### Available records
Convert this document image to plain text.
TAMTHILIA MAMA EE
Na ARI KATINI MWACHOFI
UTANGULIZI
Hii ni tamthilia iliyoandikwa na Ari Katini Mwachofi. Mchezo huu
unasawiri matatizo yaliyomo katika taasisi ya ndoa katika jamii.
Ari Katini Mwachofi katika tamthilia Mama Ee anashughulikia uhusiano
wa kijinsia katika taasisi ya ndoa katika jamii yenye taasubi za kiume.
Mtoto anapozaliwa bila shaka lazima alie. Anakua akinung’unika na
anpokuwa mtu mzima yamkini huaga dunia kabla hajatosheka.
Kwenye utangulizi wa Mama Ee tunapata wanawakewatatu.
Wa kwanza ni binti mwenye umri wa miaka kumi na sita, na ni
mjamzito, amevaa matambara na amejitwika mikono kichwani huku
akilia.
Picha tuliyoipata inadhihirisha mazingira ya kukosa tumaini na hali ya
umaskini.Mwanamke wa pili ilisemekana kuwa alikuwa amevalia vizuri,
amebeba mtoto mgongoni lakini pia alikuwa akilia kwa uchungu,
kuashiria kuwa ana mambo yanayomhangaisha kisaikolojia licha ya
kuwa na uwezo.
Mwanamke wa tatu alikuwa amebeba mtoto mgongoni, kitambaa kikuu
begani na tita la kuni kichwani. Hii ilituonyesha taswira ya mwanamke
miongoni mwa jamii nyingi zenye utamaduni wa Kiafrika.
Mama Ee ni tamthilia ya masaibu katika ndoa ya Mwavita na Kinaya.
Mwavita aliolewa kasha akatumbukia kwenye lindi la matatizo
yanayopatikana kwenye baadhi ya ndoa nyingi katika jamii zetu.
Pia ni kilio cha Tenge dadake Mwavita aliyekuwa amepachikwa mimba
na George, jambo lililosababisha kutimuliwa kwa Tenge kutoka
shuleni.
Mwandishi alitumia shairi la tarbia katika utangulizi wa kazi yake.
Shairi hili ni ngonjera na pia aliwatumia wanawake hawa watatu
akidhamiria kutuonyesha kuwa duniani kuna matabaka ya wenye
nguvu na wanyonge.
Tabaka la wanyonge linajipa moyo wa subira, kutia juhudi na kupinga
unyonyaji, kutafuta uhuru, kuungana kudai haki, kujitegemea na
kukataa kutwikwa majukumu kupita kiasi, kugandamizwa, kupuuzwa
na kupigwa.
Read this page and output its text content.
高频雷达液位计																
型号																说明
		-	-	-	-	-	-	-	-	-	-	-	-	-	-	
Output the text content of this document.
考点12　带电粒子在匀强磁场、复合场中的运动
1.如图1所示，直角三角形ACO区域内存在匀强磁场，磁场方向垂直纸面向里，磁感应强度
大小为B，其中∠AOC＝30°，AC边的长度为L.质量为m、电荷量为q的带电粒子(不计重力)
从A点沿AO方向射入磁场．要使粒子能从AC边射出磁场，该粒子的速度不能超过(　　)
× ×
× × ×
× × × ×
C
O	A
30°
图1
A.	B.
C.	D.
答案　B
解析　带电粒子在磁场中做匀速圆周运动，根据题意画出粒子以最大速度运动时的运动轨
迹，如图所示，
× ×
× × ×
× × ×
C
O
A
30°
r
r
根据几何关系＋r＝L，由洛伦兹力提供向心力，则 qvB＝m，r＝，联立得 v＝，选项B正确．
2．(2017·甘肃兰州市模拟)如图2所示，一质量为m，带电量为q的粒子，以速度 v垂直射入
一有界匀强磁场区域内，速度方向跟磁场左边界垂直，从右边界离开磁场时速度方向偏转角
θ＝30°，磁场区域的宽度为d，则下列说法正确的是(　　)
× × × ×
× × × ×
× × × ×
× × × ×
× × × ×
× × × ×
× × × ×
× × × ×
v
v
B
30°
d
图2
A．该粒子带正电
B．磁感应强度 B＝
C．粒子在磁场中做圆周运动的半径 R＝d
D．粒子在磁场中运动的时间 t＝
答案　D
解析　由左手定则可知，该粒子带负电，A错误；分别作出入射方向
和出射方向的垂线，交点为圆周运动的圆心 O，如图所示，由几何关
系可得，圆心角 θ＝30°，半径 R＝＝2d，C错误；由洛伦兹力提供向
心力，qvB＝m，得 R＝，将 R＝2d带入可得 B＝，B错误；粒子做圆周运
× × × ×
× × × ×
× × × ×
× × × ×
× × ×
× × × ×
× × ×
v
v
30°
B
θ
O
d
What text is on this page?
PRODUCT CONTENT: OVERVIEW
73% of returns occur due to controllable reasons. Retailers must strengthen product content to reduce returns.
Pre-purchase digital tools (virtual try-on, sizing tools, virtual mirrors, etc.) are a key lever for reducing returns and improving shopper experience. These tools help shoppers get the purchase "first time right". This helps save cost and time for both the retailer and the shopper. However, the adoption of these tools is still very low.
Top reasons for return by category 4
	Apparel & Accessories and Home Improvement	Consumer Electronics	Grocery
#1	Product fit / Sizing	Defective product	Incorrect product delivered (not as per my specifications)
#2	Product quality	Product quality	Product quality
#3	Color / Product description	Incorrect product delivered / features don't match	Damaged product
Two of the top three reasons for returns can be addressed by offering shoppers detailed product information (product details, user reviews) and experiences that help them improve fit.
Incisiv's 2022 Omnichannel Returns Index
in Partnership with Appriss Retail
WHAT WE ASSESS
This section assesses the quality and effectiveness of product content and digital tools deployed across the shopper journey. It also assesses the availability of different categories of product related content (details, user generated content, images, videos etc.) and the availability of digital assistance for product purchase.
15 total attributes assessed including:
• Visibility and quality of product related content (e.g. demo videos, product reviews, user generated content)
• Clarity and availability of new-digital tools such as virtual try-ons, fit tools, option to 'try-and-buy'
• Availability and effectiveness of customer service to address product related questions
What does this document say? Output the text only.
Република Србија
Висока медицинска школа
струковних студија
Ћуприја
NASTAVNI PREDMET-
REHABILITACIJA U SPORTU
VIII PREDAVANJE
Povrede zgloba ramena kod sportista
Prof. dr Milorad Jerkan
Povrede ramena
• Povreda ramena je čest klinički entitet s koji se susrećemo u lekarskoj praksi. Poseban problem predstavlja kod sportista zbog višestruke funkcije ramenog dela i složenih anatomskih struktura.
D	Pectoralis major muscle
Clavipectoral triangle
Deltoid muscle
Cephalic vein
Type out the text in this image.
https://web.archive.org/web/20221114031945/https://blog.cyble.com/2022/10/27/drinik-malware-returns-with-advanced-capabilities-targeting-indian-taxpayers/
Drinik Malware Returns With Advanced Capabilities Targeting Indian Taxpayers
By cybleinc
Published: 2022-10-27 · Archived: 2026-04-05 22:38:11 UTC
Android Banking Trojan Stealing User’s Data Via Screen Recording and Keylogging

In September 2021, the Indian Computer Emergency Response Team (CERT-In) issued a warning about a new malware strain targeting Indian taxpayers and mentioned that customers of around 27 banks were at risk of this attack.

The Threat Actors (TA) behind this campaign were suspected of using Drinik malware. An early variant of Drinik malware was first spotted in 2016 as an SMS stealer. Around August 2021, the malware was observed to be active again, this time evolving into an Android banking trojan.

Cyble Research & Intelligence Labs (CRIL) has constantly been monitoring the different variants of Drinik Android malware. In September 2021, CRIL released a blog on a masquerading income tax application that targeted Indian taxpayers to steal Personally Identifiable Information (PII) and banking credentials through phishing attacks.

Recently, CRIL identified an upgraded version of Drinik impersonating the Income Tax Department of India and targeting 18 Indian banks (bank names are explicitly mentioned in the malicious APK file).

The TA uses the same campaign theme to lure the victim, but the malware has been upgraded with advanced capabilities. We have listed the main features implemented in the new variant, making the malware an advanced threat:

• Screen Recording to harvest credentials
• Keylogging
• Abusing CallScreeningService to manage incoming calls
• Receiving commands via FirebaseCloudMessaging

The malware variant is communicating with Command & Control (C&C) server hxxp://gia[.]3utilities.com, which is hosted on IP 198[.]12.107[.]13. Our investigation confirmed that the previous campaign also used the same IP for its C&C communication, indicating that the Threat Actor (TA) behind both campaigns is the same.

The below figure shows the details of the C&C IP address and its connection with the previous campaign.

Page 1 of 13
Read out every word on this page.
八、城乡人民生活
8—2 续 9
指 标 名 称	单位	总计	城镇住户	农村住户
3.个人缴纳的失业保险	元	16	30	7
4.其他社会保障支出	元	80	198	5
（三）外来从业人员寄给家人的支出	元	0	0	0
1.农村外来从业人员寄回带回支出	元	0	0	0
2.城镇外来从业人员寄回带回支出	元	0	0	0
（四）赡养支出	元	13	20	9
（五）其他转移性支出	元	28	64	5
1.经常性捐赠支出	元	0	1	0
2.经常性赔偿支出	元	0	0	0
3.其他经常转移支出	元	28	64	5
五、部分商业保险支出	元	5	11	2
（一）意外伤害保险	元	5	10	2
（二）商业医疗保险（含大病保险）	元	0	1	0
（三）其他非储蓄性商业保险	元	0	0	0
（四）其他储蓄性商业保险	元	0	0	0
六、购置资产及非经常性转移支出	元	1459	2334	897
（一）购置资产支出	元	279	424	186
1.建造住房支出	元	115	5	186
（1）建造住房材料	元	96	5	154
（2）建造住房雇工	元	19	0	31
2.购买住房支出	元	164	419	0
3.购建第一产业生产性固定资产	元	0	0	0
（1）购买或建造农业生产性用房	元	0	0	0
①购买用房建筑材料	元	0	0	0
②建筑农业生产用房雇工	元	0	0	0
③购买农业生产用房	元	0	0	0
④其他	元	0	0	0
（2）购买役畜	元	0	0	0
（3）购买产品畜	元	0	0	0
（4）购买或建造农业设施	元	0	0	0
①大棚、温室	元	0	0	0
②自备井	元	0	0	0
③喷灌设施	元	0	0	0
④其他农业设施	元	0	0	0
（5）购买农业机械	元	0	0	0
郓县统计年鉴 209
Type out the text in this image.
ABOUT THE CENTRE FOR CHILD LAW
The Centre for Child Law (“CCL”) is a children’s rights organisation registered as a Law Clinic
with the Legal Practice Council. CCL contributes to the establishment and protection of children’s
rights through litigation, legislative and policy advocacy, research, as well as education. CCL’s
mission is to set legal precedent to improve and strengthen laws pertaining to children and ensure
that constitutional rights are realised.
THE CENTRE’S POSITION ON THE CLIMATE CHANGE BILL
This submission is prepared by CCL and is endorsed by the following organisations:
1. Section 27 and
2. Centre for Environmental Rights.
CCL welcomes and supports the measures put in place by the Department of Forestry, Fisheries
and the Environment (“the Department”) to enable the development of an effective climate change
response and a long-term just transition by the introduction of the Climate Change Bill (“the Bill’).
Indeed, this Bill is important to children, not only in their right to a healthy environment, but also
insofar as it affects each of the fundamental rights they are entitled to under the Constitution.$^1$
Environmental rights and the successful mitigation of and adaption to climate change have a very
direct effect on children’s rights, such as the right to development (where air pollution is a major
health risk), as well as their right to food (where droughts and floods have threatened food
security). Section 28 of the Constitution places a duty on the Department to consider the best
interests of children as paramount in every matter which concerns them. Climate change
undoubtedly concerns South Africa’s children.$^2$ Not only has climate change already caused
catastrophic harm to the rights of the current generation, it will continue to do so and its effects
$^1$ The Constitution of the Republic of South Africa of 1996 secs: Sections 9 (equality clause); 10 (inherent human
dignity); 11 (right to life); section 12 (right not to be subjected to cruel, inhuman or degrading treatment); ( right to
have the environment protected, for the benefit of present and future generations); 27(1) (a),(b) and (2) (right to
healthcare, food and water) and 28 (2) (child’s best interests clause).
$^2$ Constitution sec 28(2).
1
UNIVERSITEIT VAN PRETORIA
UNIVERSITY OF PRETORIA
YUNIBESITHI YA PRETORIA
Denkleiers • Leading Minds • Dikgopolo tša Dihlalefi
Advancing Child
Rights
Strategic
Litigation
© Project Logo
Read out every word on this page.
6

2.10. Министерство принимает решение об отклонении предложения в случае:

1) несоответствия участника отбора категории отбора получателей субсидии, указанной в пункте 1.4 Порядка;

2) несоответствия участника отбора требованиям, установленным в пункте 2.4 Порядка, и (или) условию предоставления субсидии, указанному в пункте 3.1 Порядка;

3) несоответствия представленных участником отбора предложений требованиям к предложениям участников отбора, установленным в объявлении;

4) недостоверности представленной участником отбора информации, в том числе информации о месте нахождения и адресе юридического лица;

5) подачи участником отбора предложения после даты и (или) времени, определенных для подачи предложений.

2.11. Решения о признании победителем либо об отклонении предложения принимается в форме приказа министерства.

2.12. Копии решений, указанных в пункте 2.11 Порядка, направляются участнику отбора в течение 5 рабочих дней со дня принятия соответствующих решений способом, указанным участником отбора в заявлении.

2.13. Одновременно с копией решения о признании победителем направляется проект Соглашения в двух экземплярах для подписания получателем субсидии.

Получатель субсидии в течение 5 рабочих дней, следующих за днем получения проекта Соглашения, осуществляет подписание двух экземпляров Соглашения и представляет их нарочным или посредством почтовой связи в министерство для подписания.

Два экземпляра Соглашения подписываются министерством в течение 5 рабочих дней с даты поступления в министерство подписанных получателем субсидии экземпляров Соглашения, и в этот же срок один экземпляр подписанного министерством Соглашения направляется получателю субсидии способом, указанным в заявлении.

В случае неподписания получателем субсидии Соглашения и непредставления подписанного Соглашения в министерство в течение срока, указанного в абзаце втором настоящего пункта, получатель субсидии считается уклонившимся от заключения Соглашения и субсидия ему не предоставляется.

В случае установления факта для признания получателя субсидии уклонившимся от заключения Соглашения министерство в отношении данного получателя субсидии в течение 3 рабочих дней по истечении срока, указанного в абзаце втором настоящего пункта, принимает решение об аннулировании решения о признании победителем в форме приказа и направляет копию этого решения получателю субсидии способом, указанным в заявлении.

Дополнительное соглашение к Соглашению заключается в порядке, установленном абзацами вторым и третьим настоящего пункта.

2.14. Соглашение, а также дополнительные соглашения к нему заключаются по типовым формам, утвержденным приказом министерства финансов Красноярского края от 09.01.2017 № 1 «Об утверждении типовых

### Written task
Lines that include the word "food" are to be extracted from the data above.

### Response to the task
health risk), as well as their right to food (where droughts and floods have threatened food
healthcare, food and water) and 28 (2) (child’s best interests clause).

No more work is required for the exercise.